Any pictures in the records below should be skipped; write out everything else exactly.
═══ Information provided
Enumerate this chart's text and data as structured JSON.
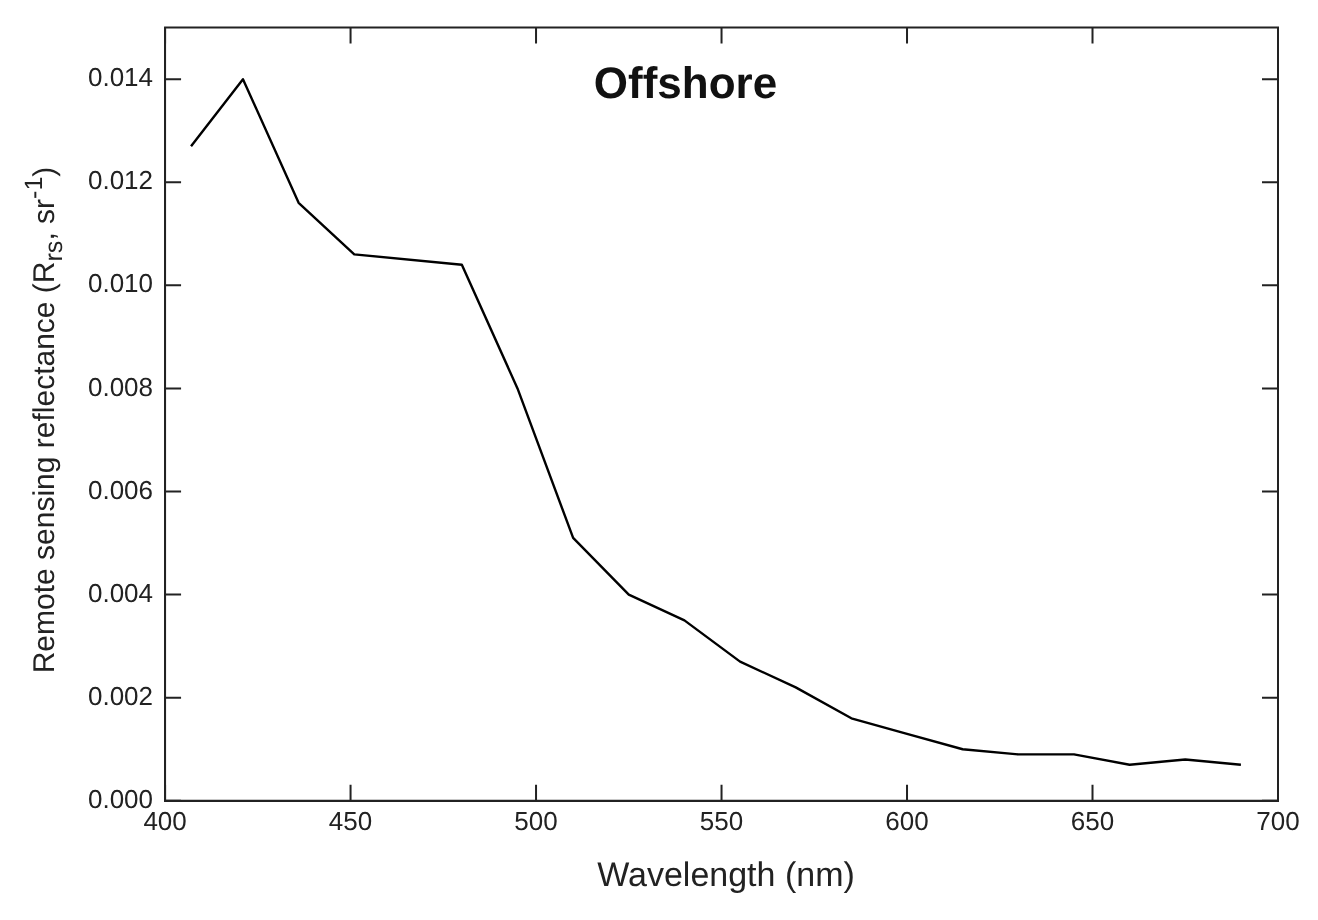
{
  "chart_data": {
    "type": "line",
    "title": "Offshore",
    "xlabel": "Wavelength (nm)",
    "ylabel": "Remote sensing reflectance (R$_{rs}$, sr$^{-1}$)",
    "x": [
      407,
      421,
      436,
      451,
      480,
      495,
      510,
      525,
      540,
      555,
      570,
      585,
      600,
      615,
      630,
      645,
      660,
      675,
      690
    ],
    "series": [
      {
        "color": "#000000",
        "values": [
          0.0127,
          0.014,
          0.0116,
          0.0106,
          0.0104,
          0.008,
          0.0051,
          0.004,
          0.0035,
          0.0027,
          0.0022,
          0.0016,
          0.0013,
          0.001,
          0.0009,
          0.0009,
          0.0007,
          0.0008,
          0.0007
        ]
      }
    ],
    "xlim": [
      400,
      700
    ],
    "xticks": [
      400,
      450,
      500,
      550,
      600,
      650,
      700
    ],
    "ylim": [
      0,
      0.015
    ],
    "yticks": [
      {
        "value": 0,
        "label": "0.000"
      },
      {
        "value": 0.002,
        "label": "0.002"
      },
      {
        "value": 0.004,
        "label": "0.004"
      },
      {
        "value": 0.006,
        "label": "0.006"
      },
      {
        "value": 0.008,
        "label": "0.008"
      },
      {
        "value": 0.01,
        "label": "0.010"
      },
      {
        "value": 0.012,
        "label": "0.012"
      },
      {
        "value": 0.014,
        "label": "0.014"
      }
    ],
    "grid": false,
    "legend": false,
    "marker": "none",
    "line_style": "solid"
  }
}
══════
Task answer -
Enumerate this chart's text and data as structured JSON.
{
  "chart_data": {
    "type": "line",
    "title": "Offshore",
    "xlabel": "Wavelength (nm)",
    "ylabel": "Remote sensing reflectance (R$_{rs}$, sr$^{-1}$)",
    "x": [
      407,
      421,
      436,
      451,
      480,
      495,
      510,
      525,
      540,
      555,
      570,
      585,
      600,
      615,
      630,
      645,
      660,
      675,
      690
    ],
    "series": [
      {
        "color": "#000000",
        "values": [
          0.0127,
          0.014,
          0.0116,
          0.0106,
          0.0104,
          0.008,
          0.0051,
          0.004,
          0.0035,
          0.0027,
          0.0022,
          0.0016,
          0.0013,
          0.001,
          0.0009,
          0.0009,
          0.0007,
          0.0008,
          0.0007
        ]
      }
    ],
    "xlim": [
      400,
      700
    ],
    "xticks": [
      400,
      450,
      500,
      550,
      600,
      650,
      700
    ],
    "ylim": [
      0,
      0.015
    ],
    "yticks": [
      {
        "value": 0,
        "label": "0.000"
      },
      {
        "value": 0.002,
        "label": "0.002"
      },
      {
        "value": 0.004,
        "label": "0.004"
      },
      {
        "value": 0.006,
        "label": "0.006"
      },
      {
        "value": 0.008,
        "label": "0.008"
      },
      {
        "value": 0.01,
        "label": "0.010"
      },
      {
        "value": 0.012,
        "label": "0.012"
      },
      {
        "value": 0.014,
        "label": "0.014"
      }
    ],
    "grid": false,
    "legend": false,
    "marker": "none",
    "line_style": "solid"
  }
}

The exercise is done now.